## START RECORDS FOR THE TASK

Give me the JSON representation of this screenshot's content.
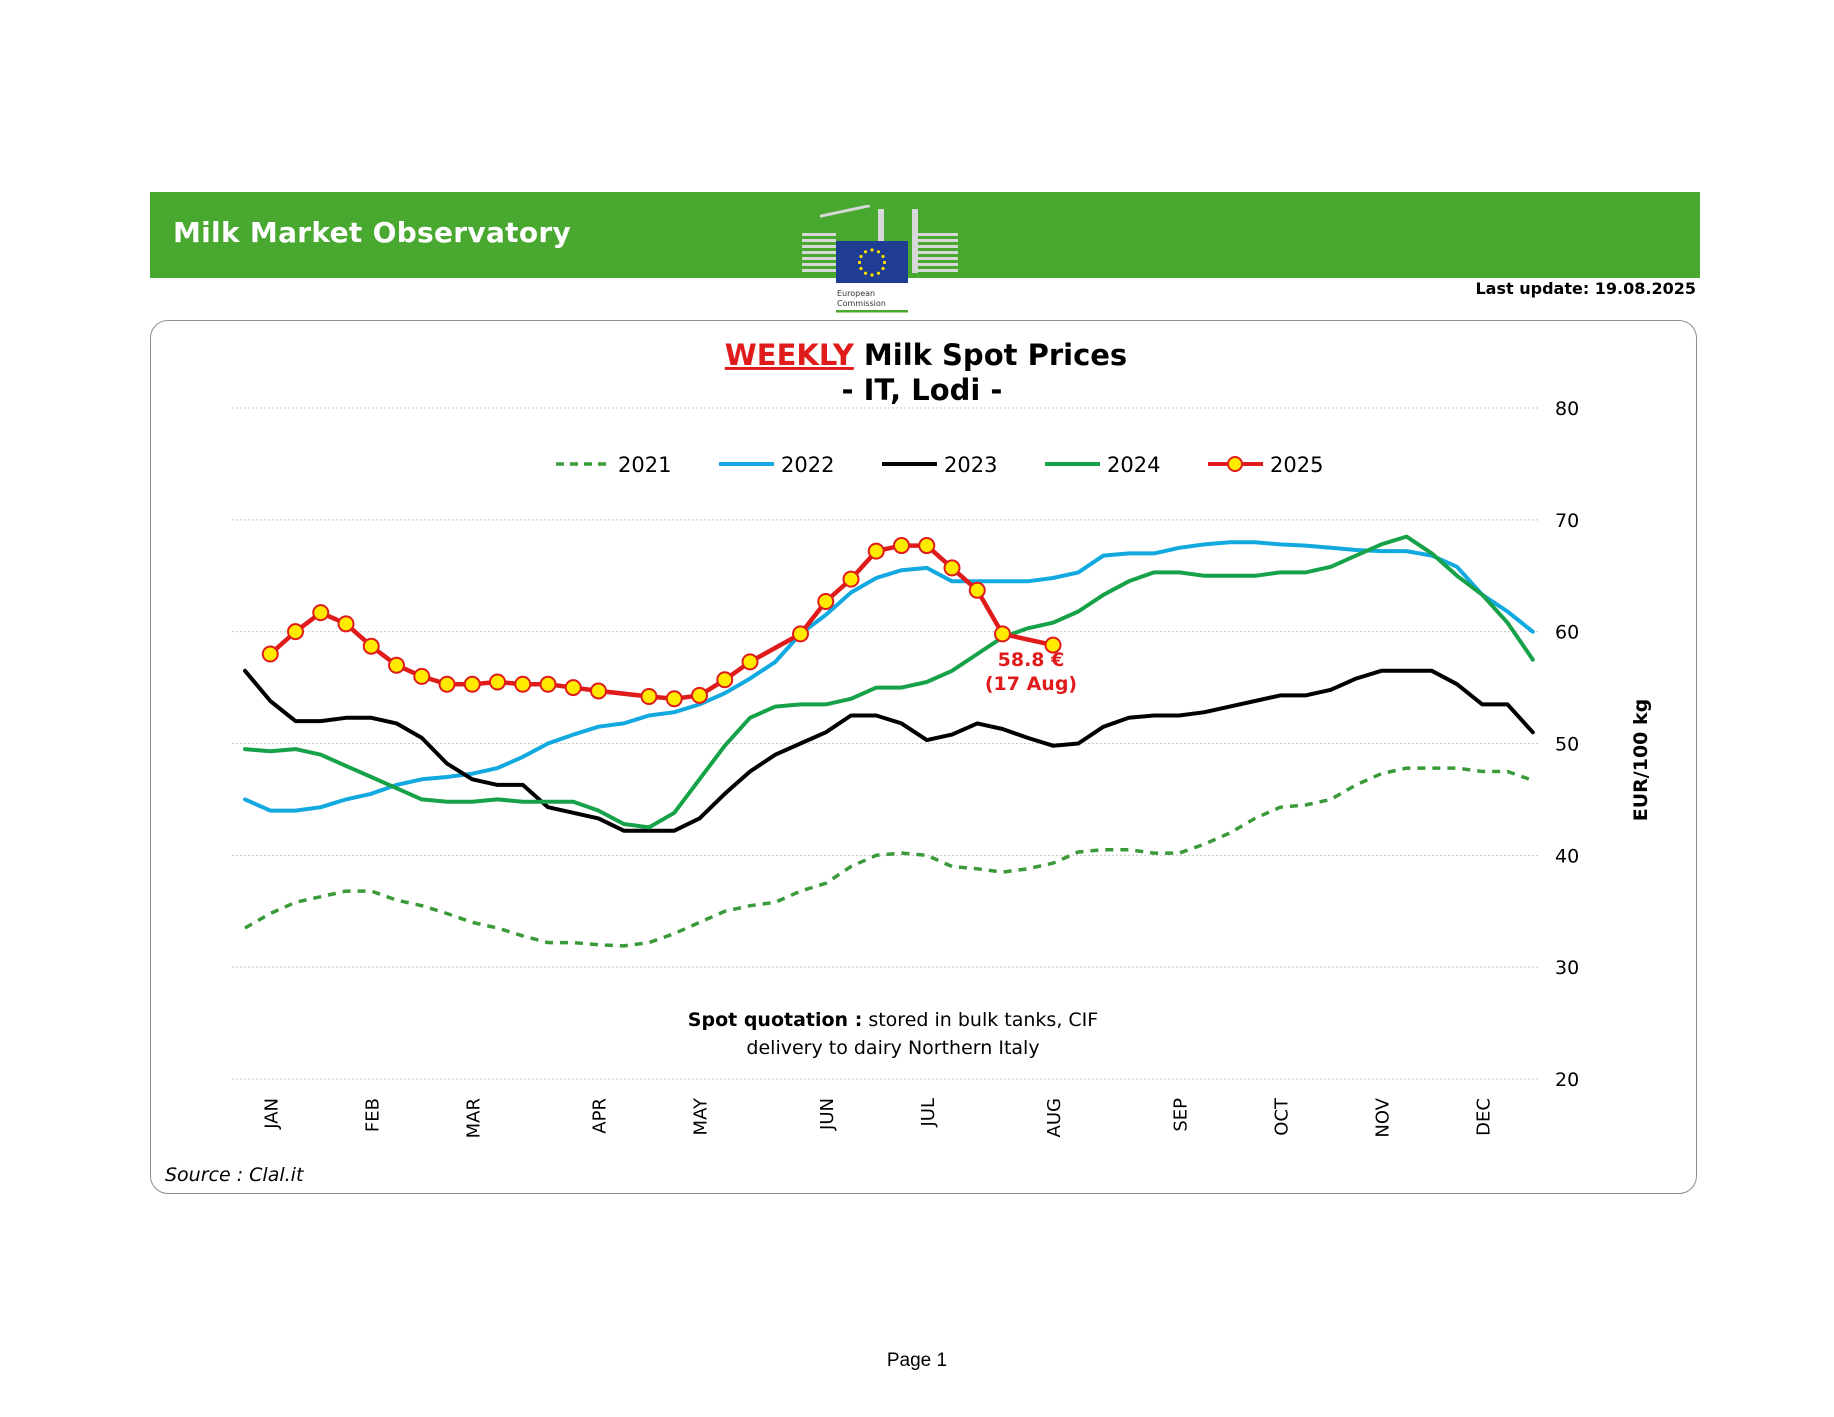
{
  "header": {
    "title": "Milk Market Observatory",
    "logo_text_line1": "European",
    "logo_text_line2": "Commission",
    "last_update": "Last update: 19.08.2025",
    "brand_color": "#48a830"
  },
  "footer": {
    "page": "Page 1"
  },
  "chart_data": {
    "type": "line",
    "title_highlight": "WEEKLY",
    "title_rest": " Milk Spot Prices",
    "subtitle": "- IT, Lodi -",
    "ylabel": "EUR/100 kg",
    "ylim": [
      20,
      80
    ],
    "yticks": [
      "80",
      "70",
      "60",
      "50",
      "40",
      "30",
      "20"
    ],
    "y_axis_side": "right",
    "grid": true,
    "legend_position": "top-center",
    "x_tick_labels": [
      "JAN",
      "FEB",
      "MAR",
      "APR",
      "MAY",
      "JUN",
      "JUL",
      "AUG",
      "SEP",
      "OCT",
      "NOV",
      "DEC"
    ],
    "x_tick_weeks": [
      2,
      6,
      10,
      15,
      19,
      24,
      28,
      33,
      38,
      42,
      46,
      50
    ],
    "note_bold": "Spot quotation :",
    "note_rest": " stored in bulk tanks, CIF",
    "note_line2": "delivery to dairy Northern Italy",
    "source": "Source : Clal.it",
    "annotation_value": "58.8 €",
    "annotation_date": "(17 Aug)",
    "series": [
      {
        "name": "2021",
        "color": "#3a9a3a",
        "dashed": true,
        "start_week": 1,
        "values": [
          33.5,
          34.8,
          35.8,
          36.3,
          36.8,
          36.8,
          36.0,
          35.5,
          34.8,
          34.0,
          33.5,
          32.8,
          32.2,
          32.2,
          32.0,
          31.9,
          32.2,
          33.0,
          34.0,
          35.0,
          35.5,
          35.8,
          36.8,
          37.5,
          39.0,
          40.0,
          40.2,
          40.0,
          39.0,
          38.8,
          38.5,
          38.8,
          39.3,
          40.3,
          40.5,
          40.5,
          40.2,
          40.2,
          41.0,
          42.0,
          43.3,
          44.3,
          44.5,
          45.0,
          46.3,
          47.3,
          47.8,
          47.8,
          47.8,
          47.5,
          47.5,
          46.7
        ]
      },
      {
        "name": "2022",
        "color": "#12a8e0",
        "dashed": false,
        "start_week": 1,
        "values": [
          45.0,
          44.0,
          44.0,
          44.3,
          45.0,
          45.5,
          46.3,
          46.8,
          47.0,
          47.3,
          47.8,
          48.8,
          50.0,
          50.8,
          51.5,
          51.8,
          52.5,
          52.8,
          53.5,
          54.5,
          55.8,
          57.3,
          59.8,
          61.5,
          63.5,
          64.8,
          65.5,
          65.7,
          64.5,
          64.5,
          64.5,
          64.5,
          64.8,
          65.3,
          66.8,
          67.0,
          67.0,
          67.5,
          67.8,
          68.0,
          68.0,
          67.8,
          67.7,
          67.5,
          67.3,
          67.2,
          67.2,
          66.8,
          65.8,
          63.3,
          61.8,
          60.0
        ]
      },
      {
        "name": "2023",
        "color": "#000000",
        "dashed": false,
        "start_week": 1,
        "values": [
          56.5,
          53.8,
          52.0,
          52.0,
          52.3,
          52.3,
          51.8,
          50.5,
          48.2,
          46.8,
          46.3,
          46.3,
          44.3,
          43.8,
          43.3,
          42.2,
          42.2,
          42.2,
          43.3,
          45.5,
          47.5,
          49.0,
          50.0,
          51.0,
          52.5,
          52.5,
          51.8,
          50.3,
          50.8,
          51.8,
          51.3,
          50.5,
          49.8,
          50.0,
          51.5,
          52.3,
          52.5,
          52.5,
          52.8,
          53.3,
          53.8,
          54.3,
          54.3,
          54.8,
          55.8,
          56.5,
          56.5,
          56.5,
          55.3,
          53.5,
          53.5,
          51.0
        ]
      },
      {
        "name": "2024",
        "color": "#17a24a",
        "dashed": false,
        "start_week": 1,
        "values": [
          49.5,
          49.3,
          49.5,
          49.0,
          48.0,
          47.0,
          46.0,
          45.0,
          44.8,
          44.8,
          45.0,
          44.8,
          44.8,
          44.8,
          44.0,
          42.8,
          42.5,
          43.8,
          46.8,
          49.8,
          52.3,
          53.3,
          53.5,
          53.5,
          54.0,
          55.0,
          55.0,
          55.5,
          56.5,
          58.0,
          59.5,
          60.3,
          60.8,
          61.8,
          63.3,
          64.5,
          65.3,
          65.3,
          65.0,
          65.0,
          65.0,
          65.3,
          65.3,
          65.8,
          66.8,
          67.8,
          68.5,
          67.0,
          65.0,
          63.3,
          60.8,
          57.5
        ]
      },
      {
        "name": "2025",
        "color": "#e01b1b",
        "marker_color": "#ffea00",
        "dashed": false,
        "markers": true,
        "start_week": 2,
        "values": [
          58.0,
          60.0,
          61.7,
          60.7,
          58.7,
          57.0,
          56.0,
          55.3,
          55.3,
          55.5,
          55.3,
          55.3,
          55.0,
          54.7,
          null,
          54.2,
          54.0,
          54.3,
          55.7,
          57.3,
          null,
          59.8,
          62.7,
          64.7,
          67.2,
          67.7,
          67.7,
          65.7,
          63.7,
          59.8,
          null,
          58.8
        ]
      }
    ]
  }
}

## END RECORDS FOR THE TASK

_WHAT YOU NEED TO DO_. Omit the images and transcribe all of the records above word for word.

_WRITTEN ANSWER_.
Give me the JSON representation of this screenshot's content.
{
  "header": {
    "title": "Milk Market Observatory",
    "logo_text_line1": "European",
    "logo_text_line2": "Commission",
    "last_update": "Last update: 19.08.2025",
    "brand_color": "#48a830"
  },
  "footer": {
    "page": "Page 1"
  },
  "chart_data": {
    "type": "line",
    "title_highlight": "WEEKLY",
    "title_rest": " Milk Spot Prices",
    "subtitle": "- IT, Lodi -",
    "ylabel": "EUR/100 kg",
    "ylim": [
      20,
      80
    ],
    "yticks": [
      "80",
      "70",
      "60",
      "50",
      "40",
      "30",
      "20"
    ],
    "y_axis_side": "right",
    "grid": true,
    "legend_position": "top-center",
    "x_tick_labels": [
      "JAN",
      "FEB",
      "MAR",
      "APR",
      "MAY",
      "JUN",
      "JUL",
      "AUG",
      "SEP",
      "OCT",
      "NOV",
      "DEC"
    ],
    "x_tick_weeks": [
      2,
      6,
      10,
      15,
      19,
      24,
      28,
      33,
      38,
      42,
      46,
      50
    ],
    "note_bold": "Spot quotation :",
    "note_rest": " stored in bulk tanks, CIF",
    "note_line2": "delivery to dairy Northern Italy",
    "source": "Source : Clal.it",
    "annotation_value": "58.8 €",
    "annotation_date": "(17 Aug)",
    "series": [
      {
        "name": "2021",
        "color": "#3a9a3a",
        "dashed": true,
        "start_week": 1,
        "values": [
          33.5,
          34.8,
          35.8,
          36.3,
          36.8,
          36.8,
          36.0,
          35.5,
          34.8,
          34.0,
          33.5,
          32.8,
          32.2,
          32.2,
          32.0,
          31.9,
          32.2,
          33.0,
          34.0,
          35.0,
          35.5,
          35.8,
          36.8,
          37.5,
          39.0,
          40.0,
          40.2,
          40.0,
          39.0,
          38.8,
          38.5,
          38.8,
          39.3,
          40.3,
          40.5,
          40.5,
          40.2,
          40.2,
          41.0,
          42.0,
          43.3,
          44.3,
          44.5,
          45.0,
          46.3,
          47.3,
          47.8,
          47.8,
          47.8,
          47.5,
          47.5,
          46.7
        ]
      },
      {
        "name": "2022",
        "color": "#12a8e0",
        "dashed": false,
        "start_week": 1,
        "values": [
          45.0,
          44.0,
          44.0,
          44.3,
          45.0,
          45.5,
          46.3,
          46.8,
          47.0,
          47.3,
          47.8,
          48.8,
          50.0,
          50.8,
          51.5,
          51.8,
          52.5,
          52.8,
          53.5,
          54.5,
          55.8,
          57.3,
          59.8,
          61.5,
          63.5,
          64.8,
          65.5,
          65.7,
          64.5,
          64.5,
          64.5,
          64.5,
          64.8,
          65.3,
          66.8,
          67.0,
          67.0,
          67.5,
          67.8,
          68.0,
          68.0,
          67.8,
          67.7,
          67.5,
          67.3,
          67.2,
          67.2,
          66.8,
          65.8,
          63.3,
          61.8,
          60.0
        ]
      },
      {
        "name": "2023",
        "color": "#000000",
        "dashed": false,
        "start_week": 1,
        "values": [
          56.5,
          53.8,
          52.0,
          52.0,
          52.3,
          52.3,
          51.8,
          50.5,
          48.2,
          46.8,
          46.3,
          46.3,
          44.3,
          43.8,
          43.3,
          42.2,
          42.2,
          42.2,
          43.3,
          45.5,
          47.5,
          49.0,
          50.0,
          51.0,
          52.5,
          52.5,
          51.8,
          50.3,
          50.8,
          51.8,
          51.3,
          50.5,
          49.8,
          50.0,
          51.5,
          52.3,
          52.5,
          52.5,
          52.8,
          53.3,
          53.8,
          54.3,
          54.3,
          54.8,
          55.8,
          56.5,
          56.5,
          56.5,
          55.3,
          53.5,
          53.5,
          51.0
        ]
      },
      {
        "name": "2024",
        "color": "#17a24a",
        "dashed": false,
        "start_week": 1,
        "values": [
          49.5,
          49.3,
          49.5,
          49.0,
          48.0,
          47.0,
          46.0,
          45.0,
          44.8,
          44.8,
          45.0,
          44.8,
          44.8,
          44.8,
          44.0,
          42.8,
          42.5,
          43.8,
          46.8,
          49.8,
          52.3,
          53.3,
          53.5,
          53.5,
          54.0,
          55.0,
          55.0,
          55.5,
          56.5,
          58.0,
          59.5,
          60.3,
          60.8,
          61.8,
          63.3,
          64.5,
          65.3,
          65.3,
          65.0,
          65.0,
          65.0,
          65.3,
          65.3,
          65.8,
          66.8,
          67.8,
          68.5,
          67.0,
          65.0,
          63.3,
          60.8,
          57.5
        ]
      },
      {
        "name": "2025",
        "color": "#e01b1b",
        "marker_color": "#ffea00",
        "dashed": false,
        "markers": true,
        "start_week": 2,
        "values": [
          58.0,
          60.0,
          61.7,
          60.7,
          58.7,
          57.0,
          56.0,
          55.3,
          55.3,
          55.5,
          55.3,
          55.3,
          55.0,
          54.7,
          null,
          54.2,
          54.0,
          54.3,
          55.7,
          57.3,
          null,
          59.8,
          62.7,
          64.7,
          67.2,
          67.7,
          67.7,
          65.7,
          63.7,
          59.8,
          null,
          58.8
        ]
      }
    ]
  }
}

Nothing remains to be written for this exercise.